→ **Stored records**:

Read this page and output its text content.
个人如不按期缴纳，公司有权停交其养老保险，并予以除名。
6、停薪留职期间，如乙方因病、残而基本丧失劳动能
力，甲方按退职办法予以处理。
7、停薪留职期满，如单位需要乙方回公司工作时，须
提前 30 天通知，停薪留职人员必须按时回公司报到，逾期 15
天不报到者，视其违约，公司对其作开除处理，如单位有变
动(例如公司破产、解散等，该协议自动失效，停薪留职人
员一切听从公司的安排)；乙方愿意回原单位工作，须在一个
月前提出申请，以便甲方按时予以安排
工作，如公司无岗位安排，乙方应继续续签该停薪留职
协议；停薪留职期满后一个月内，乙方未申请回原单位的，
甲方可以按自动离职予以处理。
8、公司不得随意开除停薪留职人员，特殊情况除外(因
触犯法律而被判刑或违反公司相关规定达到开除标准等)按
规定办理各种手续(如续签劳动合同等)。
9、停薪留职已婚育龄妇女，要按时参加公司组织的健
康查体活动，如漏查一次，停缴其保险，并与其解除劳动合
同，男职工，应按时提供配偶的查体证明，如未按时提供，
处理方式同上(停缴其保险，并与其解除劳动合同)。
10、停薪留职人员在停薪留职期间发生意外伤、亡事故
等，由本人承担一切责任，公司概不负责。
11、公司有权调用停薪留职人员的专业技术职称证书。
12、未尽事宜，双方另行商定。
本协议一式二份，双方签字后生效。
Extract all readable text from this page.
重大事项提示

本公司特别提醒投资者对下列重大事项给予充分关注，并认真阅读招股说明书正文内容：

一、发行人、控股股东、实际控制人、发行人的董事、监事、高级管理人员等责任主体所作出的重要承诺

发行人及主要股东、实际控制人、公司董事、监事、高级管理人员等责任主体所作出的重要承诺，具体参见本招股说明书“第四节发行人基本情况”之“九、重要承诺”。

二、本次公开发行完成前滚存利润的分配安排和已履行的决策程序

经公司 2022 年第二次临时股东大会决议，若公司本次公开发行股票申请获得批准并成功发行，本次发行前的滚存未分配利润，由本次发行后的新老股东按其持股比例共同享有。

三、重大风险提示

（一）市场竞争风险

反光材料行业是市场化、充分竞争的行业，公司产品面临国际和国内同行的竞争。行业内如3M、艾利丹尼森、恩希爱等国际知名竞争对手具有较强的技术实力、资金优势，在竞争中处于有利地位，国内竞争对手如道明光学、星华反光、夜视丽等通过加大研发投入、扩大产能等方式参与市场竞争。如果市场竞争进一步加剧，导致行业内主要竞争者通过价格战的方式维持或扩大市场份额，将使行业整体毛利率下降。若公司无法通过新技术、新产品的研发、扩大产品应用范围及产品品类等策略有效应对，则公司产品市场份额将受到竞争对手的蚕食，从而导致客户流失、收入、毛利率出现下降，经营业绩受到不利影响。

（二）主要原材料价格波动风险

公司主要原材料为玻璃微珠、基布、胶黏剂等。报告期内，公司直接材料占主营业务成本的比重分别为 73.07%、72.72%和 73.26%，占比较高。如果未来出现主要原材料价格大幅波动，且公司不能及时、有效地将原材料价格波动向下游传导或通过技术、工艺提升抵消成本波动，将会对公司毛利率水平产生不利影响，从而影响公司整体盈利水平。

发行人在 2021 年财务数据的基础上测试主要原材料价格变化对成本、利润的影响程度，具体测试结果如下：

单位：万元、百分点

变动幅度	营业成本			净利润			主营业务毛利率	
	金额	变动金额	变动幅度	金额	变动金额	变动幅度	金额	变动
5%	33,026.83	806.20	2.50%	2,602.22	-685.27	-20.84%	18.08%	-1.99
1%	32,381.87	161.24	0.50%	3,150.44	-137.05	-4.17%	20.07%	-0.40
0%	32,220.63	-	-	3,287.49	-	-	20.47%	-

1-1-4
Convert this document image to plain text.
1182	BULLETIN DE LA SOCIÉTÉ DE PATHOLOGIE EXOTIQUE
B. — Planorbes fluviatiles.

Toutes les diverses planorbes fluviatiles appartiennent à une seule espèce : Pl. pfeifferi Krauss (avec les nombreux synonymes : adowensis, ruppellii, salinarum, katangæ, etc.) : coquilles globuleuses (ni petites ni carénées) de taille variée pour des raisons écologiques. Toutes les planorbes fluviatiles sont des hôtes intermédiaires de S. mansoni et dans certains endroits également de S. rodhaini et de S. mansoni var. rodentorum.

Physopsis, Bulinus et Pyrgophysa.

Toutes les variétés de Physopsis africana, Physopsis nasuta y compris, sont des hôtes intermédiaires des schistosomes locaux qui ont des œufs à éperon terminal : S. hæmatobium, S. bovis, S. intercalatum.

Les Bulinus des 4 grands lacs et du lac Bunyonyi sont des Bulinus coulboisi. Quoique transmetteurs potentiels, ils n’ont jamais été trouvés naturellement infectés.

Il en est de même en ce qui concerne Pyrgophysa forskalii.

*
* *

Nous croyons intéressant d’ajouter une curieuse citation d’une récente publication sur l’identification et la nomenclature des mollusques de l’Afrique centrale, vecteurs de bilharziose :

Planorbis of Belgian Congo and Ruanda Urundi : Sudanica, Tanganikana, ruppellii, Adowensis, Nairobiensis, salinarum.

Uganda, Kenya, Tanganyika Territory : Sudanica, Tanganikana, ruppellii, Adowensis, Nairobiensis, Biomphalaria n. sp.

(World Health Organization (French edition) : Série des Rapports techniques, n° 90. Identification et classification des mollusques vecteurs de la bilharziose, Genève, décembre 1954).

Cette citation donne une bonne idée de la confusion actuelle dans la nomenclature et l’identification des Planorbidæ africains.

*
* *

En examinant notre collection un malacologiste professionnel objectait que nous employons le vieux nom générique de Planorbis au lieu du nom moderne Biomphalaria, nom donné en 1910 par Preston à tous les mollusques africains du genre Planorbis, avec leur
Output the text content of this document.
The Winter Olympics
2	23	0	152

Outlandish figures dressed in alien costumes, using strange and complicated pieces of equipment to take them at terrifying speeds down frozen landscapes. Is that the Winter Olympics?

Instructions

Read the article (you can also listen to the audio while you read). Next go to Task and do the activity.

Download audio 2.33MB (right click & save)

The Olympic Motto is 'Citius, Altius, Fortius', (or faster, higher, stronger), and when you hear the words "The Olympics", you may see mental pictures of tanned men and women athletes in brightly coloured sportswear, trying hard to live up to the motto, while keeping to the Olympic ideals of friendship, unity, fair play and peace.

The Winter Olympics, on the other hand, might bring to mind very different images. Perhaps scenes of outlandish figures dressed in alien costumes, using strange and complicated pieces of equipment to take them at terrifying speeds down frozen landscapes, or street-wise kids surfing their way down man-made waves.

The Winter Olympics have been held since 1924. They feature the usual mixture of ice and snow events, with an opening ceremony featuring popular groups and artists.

→ **What is being asked**: Print all the data exactly.

→ **Reply**:
Read this page and output its text content.
个人如不按期缴纳，公司有权停交其养老保险，并予以除名。
6、停薪留职期间，如乙方因病、残而基本丧失劳动能
力，甲方按退职办法予以处理。
7、停薪留职期满，如单位需要乙方回公司工作时，须
提前 30 天通知，停薪留职人员必须按时回公司报到，逾期 15
天不报到者，视其违约，公司对其作开除处理，如单位有变
动(例如公司破产、解散等，该协议自动失效，停薪留职人
员一切听从公司的安排)；乙方愿意回原单位工作，须在一个
月前提出申请，以便甲方按时予以安排
工作，如公司无岗位安排，乙方应继续续签该停薪留职
协议；停薪留职期满后一个月内，乙方未申请回原单位的，
甲方可以按自动离职予以处理。
8、公司不得随意开除停薪留职人员，特殊情况除外(因
触犯法律而被判刑或违反公司相关规定达到开除标准等)按
规定办理各种手续(如续签劳动合同等)。
9、停薪留职已婚育龄妇女，要按时参加公司组织的健
康查体活动，如漏查一次，停缴其保险，并与其解除劳动合
同，男职工，应按时提供配偶的查体证明，如未按时提供，
处理方式同上(停缴其保险，并与其解除劳动合同)。
10、停薪留职人员在停薪留职期间发生意外伤、亡事故
等，由本人承担一切责任，公司概不负责。
11、公司有权调用停薪留职人员的专业技术职称证书。
12、未尽事宜，双方另行商定。
本协议一式二份，双方签字后生效。
Extract all readable text from this page.
重大事项提示

本公司特别提醒投资者对下列重大事项给予充分关注，并认真阅读招股说明书正文内容：

一、发行人、控股股东、实际控制人、发行人的董事、监事、高级管理人员等责任主体所作出的重要承诺

发行人及主要股东、实际控制人、公司董事、监事、高级管理人员等责任主体所作出的重要承诺，具体参见本招股说明书“第四节发行人基本情况”之“九、重要承诺”。

二、本次公开发行完成前滚存利润的分配安排和已履行的决策程序

经公司 2022 年第二次临时股东大会决议，若公司本次公开发行股票申请获得批准并成功发行，本次发行前的滚存未分配利润，由本次发行后的新老股东按其持股比例共同享有。

三、重大风险提示

（一）市场竞争风险

反光材料行业是市场化、充分竞争的行业，公司产品面临国际和国内同行的竞争。行业内如3M、艾利丹尼森、恩希爱等国际知名竞争对手具有较强的技术实力、资金优势，在竞争中处于有利地位，国内竞争对手如道明光学、星华反光、夜视丽等通过加大研发投入、扩大产能等方式参与市场竞争。如果市场竞争进一步加剧，导致行业内主要竞争者通过价格战的方式维持或扩大市场份额，将使行业整体毛利率下降。若公司无法通过新技术、新产品的研发、扩大产品应用范围及产品品类等策略有效应对，则公司产品市场份额将受到竞争对手的蚕食，从而导致客户流失、收入、毛利率出现下降，经营业绩受到不利影响。

（二）主要原材料价格波动风险

公司主要原材料为玻璃微珠、基布、胶黏剂等。报告期内，公司直接材料占主营业务成本的比重分别为 73.07%、72.72%和 73.26%，占比较高。如果未来出现主要原材料价格大幅波动，且公司不能及时、有效地将原材料价格波动向下游传导或通过技术、工艺提升抵消成本波动，将会对公司毛利率水平产生不利影响，从而影响公司整体盈利水平。

发行人在 2021 年财务数据的基础上测试主要原材料价格变化对成本、利润的影响程度，具体测试结果如下：

单位：万元、百分点

变动幅度	营业成本			净利润			主营业务毛利率	
	金额	变动金额	变动幅度	金额	变动金额	变动幅度	金额	变动
5%	33,026.83	806.20	2.50%	2,602.22	-685.27	-20.84%	18.08%	-1.99
1%	32,381.87	161.24	0.50%	3,150.44	-137.05	-4.17%	20.07%	-0.40
0%	32,220.63	-	-	3,287.49	-	-	20.47%	-

1-1-4
Convert this document image to plain text.
1182	BULLETIN DE LA SOCIÉTÉ DE PATHOLOGIE EXOTIQUE
B. — Planorbes fluviatiles.

Toutes les diverses planorbes fluviatiles appartiennent à une seule espèce : Pl. pfeifferi Krauss (avec les nombreux synonymes : adowensis, ruppellii, salinarum, katangæ, etc.) : coquilles globuleuses (ni petites ni carénées) de taille variée pour des raisons écologiques. Toutes les planorbes fluviatiles sont des hôtes intermédiaires de S. mansoni et dans certains endroits également de S. rodhaini et de S. mansoni var. rodentorum.

Physopsis, Bulinus et Pyrgophysa.

Toutes les variétés de Physopsis africana, Physopsis nasuta y compris, sont des hôtes intermédiaires des schistosomes locaux qui ont des œufs à éperon terminal : S. hæmatobium, S. bovis, S. intercalatum.

Les Bulinus des 4 grands lacs et du lac Bunyonyi sont des Bulinus coulboisi. Quoique transmetteurs potentiels, ils n’ont jamais été trouvés naturellement infectés.

Il en est de même en ce qui concerne Pyrgophysa forskalii.

*
* *

Nous croyons intéressant d’ajouter une curieuse citation d’une récente publication sur l’identification et la nomenclature des mollusques de l’Afrique centrale, vecteurs de bilharziose :

Planorbis of Belgian Congo and Ruanda Urundi : Sudanica, Tanganikana, ruppellii, Adowensis, Nairobiensis, salinarum.

Uganda, Kenya, Tanganyika Territory : Sudanica, Tanganikana, ruppellii, Adowensis, Nairobiensis, Biomphalaria n. sp.

(World Health Organization (French edition) : Série des Rapports techniques, n° 90. Identification et classification des mollusques vecteurs de la bilharziose, Genève, décembre 1954).

Cette citation donne une bonne idée de la confusion actuelle dans la nomenclature et l’identification des Planorbidæ africains.

*
* *

En examinant notre collection un malacologiste professionnel objectait que nous employons le vieux nom générique de Planorbis au lieu du nom moderne Biomphalaria, nom donné en 1910 par Preston à tous les mollusques africains du genre Planorbis, avec leur
Output the text content of this document.
The Winter Olympics
2	23	0	152

Outlandish figures dressed in alien costumes, using strange and complicated pieces of equipment to take them at terrifying speeds down frozen landscapes. Is that the Winter Olympics?

Instructions

Read the article (you can also listen to the audio while you read). Next go to Task and do the activity.

Download audio 2.33MB (right click & save)

The Olympic Motto is 'Citius, Altius, Fortius', (or faster, higher, stronger), and when you hear the words "The Olympics", you may see mental pictures of tanned men and women athletes in brightly coloured sportswear, trying hard to live up to the motto, while keeping to the Olympic ideals of friendship, unity, fair play and peace.

The Winter Olympics, on the other hand, might bring to mind very different images. Perhaps scenes of outlandish figures dressed in alien costumes, using strange and complicated pieces of equipment to take them at terrifying speeds down frozen landscapes, or street-wise kids surfing their way down man-made waves.

The Winter Olympics have been held since 1924. They feature the usual mixture of ice and snow events, with an opening ceremony featuring popular groups and artists.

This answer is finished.